## Description of the task
Reproduce everything in the queuing text from "The ratio of" down to "exceeding 2 h 5 min!", character for character.

## Selection
The ratio of mean time in queue to mean service time is four (48/12). Interest in this number is based on the idea that a customer’s tolerance for waiting is related to the time already committed to service. A high ratio translates to discontent over the delay involved. Finally, computing the high percentile times in the queue and in the system [equations (7) and (8)]:

π_q[90] = 2.079 h = 2 h 5 min,

π_w[90] = 2.303 h = 2 h 18 min,

reveals the astonishing fact that 10 percent of Harry’s customers must endure a time in line exceeding 2 h 5 min!

In a network model, the arrival rate (λ) might be several messages per second and the service rate (µ) might be 1000 or more messages per second, but the computations are much the same.

79.4.5 Other models

One solution to the congestion in Harry’s shop is to hire another barber for a second chair. This would produce an M/M/2 model, a special case of the general M/M/c queuing system. Solving the equations:

p₀ = 0.429,
p₁ = 0.343,
p₂ = 0.137,
p₃ = 0.055,

W = 14.29 min,
W_q = 2.29 min,

L = 0.952 customers
L_q = 0.152 customers,

π_q = 8.27 min,

suggests a vast improvement (at least from the perspective of the customers).

Part of a data file
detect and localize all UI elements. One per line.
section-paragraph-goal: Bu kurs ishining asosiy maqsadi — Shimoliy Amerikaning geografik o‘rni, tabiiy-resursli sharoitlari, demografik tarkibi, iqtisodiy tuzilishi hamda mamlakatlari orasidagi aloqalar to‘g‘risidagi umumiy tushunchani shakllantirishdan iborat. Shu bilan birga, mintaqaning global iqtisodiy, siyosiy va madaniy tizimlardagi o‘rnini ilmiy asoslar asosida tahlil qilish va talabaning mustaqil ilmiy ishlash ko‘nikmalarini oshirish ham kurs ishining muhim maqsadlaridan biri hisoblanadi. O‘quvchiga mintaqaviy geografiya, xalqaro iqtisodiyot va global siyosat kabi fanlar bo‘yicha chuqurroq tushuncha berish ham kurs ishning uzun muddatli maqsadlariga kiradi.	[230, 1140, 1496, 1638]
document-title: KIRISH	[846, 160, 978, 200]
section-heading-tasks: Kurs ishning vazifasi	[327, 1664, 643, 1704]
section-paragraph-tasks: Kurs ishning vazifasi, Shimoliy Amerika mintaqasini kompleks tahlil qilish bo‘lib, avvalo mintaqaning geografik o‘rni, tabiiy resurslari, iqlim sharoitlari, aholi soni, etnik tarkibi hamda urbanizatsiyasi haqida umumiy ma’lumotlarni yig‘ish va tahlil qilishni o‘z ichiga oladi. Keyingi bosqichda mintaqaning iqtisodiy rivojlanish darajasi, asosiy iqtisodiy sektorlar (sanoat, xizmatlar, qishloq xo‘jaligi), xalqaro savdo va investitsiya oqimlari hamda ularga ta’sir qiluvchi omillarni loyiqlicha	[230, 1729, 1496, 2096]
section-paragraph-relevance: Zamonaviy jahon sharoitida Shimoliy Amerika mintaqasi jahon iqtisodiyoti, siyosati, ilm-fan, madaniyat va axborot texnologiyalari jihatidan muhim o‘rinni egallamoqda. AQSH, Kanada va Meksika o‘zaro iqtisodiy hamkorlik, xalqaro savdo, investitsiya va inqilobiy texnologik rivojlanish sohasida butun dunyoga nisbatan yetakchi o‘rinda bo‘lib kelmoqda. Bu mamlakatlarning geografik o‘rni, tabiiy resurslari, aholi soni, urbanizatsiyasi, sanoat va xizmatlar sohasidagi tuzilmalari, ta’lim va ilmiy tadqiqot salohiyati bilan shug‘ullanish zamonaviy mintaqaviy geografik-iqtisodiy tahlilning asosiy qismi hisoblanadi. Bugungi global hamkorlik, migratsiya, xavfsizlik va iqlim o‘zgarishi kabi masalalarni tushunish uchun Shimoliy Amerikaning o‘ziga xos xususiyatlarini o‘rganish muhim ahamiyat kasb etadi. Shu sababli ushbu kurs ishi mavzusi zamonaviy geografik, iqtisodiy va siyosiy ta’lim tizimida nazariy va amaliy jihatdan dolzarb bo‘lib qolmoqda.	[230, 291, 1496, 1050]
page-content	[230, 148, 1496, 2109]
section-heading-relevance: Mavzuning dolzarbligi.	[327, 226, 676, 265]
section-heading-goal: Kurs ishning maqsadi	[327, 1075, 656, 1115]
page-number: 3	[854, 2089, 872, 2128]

## Task result
The ratio of mean time in queue to mean service time is four (48/12). Interest in this number is based on the idea that a customer’s tolerance for waiting is related to the time already committed to service. A high ratio translates to discontent over the delay involved. Finally, computing the high percentile times in the queue and in the system [equations (7) and (8)]:

π_q[90] = 2.079 h = 2 h 5 min,

π_w[90] = 2.303 h = 2 h 18 min,

reveals the astonishing fact that 10 percent of Harry’s customers must endure a time in line exceeding 2 h 5 min!